Goal of the exercise. Copy every line that holds "text".

[Records contained in a dataset]
--- begin ---

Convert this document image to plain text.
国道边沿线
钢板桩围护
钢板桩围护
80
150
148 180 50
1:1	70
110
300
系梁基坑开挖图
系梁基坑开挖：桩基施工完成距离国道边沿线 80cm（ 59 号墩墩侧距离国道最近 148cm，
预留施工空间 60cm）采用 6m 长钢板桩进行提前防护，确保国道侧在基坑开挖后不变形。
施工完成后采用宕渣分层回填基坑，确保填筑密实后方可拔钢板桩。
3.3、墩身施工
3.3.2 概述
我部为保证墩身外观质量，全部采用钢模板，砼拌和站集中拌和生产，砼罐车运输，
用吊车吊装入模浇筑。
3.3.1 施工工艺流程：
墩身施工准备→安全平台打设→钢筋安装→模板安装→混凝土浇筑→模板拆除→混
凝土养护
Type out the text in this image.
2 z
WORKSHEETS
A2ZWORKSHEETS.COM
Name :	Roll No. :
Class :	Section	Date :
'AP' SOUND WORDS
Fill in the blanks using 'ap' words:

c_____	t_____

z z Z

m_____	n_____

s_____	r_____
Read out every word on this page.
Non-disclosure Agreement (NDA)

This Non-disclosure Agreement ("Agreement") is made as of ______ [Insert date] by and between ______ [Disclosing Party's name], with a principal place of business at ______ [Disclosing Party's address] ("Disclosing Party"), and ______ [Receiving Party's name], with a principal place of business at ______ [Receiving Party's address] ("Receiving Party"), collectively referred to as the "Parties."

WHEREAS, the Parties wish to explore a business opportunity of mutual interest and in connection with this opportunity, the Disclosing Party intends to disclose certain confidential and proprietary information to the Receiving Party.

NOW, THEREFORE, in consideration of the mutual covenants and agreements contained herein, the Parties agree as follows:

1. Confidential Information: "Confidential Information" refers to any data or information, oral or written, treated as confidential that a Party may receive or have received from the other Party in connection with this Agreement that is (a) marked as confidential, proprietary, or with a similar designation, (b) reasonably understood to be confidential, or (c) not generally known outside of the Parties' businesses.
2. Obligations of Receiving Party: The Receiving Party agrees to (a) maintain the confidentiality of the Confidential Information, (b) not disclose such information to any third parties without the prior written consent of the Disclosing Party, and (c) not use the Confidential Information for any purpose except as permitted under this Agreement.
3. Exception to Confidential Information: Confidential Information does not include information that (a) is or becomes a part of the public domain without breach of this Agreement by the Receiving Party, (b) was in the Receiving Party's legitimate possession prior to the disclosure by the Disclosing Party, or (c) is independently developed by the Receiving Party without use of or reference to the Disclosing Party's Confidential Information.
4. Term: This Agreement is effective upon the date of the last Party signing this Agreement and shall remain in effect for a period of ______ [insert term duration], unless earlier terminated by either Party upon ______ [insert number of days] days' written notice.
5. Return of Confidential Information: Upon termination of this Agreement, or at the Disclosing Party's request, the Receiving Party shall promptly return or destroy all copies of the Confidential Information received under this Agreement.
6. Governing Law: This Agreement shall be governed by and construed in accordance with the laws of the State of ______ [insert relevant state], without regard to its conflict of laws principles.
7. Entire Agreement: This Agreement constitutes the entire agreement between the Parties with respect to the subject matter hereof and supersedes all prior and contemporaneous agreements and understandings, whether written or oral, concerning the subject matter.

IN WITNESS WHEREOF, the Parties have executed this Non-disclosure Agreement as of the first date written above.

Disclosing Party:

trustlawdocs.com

--- end ---

Complete response.
Convert this document image to plain text.
Type out the text in this image.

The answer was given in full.